> **RECORDED DATA**:

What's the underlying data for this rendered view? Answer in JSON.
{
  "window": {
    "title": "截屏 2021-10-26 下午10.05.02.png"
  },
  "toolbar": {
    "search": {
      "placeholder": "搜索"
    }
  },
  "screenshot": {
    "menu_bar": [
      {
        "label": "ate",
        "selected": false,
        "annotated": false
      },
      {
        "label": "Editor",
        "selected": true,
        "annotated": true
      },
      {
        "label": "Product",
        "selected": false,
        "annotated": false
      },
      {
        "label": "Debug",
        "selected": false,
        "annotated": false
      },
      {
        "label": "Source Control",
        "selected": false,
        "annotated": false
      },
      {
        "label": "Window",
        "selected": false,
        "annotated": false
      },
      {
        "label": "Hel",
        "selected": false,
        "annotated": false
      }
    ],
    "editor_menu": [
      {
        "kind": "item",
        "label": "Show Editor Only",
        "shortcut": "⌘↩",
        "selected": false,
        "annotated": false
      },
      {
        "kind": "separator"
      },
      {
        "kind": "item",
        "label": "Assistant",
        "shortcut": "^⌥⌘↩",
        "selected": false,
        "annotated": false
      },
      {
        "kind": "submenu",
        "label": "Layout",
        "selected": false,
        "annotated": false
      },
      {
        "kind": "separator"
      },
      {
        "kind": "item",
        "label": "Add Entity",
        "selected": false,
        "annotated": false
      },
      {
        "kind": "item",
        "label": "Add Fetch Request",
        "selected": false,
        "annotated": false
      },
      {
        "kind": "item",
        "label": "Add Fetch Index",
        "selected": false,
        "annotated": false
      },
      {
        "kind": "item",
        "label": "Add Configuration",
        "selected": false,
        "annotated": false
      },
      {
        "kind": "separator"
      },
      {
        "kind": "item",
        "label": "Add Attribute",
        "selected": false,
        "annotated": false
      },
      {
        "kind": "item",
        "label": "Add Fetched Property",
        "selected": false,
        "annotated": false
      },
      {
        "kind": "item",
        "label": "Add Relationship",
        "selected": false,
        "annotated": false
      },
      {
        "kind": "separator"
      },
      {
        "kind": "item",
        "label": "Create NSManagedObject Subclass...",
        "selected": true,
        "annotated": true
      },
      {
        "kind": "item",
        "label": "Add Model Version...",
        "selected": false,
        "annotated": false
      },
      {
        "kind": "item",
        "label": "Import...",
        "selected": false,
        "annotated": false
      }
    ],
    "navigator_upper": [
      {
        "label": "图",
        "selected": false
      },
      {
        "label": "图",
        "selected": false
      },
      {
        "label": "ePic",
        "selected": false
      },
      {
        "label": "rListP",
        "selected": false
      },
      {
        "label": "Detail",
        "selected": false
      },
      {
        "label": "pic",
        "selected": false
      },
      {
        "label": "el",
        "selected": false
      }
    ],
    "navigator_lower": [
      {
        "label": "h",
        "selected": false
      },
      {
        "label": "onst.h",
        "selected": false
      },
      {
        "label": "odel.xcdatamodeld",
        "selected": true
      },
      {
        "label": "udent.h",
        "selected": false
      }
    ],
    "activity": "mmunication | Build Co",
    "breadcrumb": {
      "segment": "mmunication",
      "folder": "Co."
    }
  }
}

> **TASK DETAILS**: Work out how many lines of the material above contain the word "mmunication", then give only that figure.

> **WRITTEN RESPONSE**: 2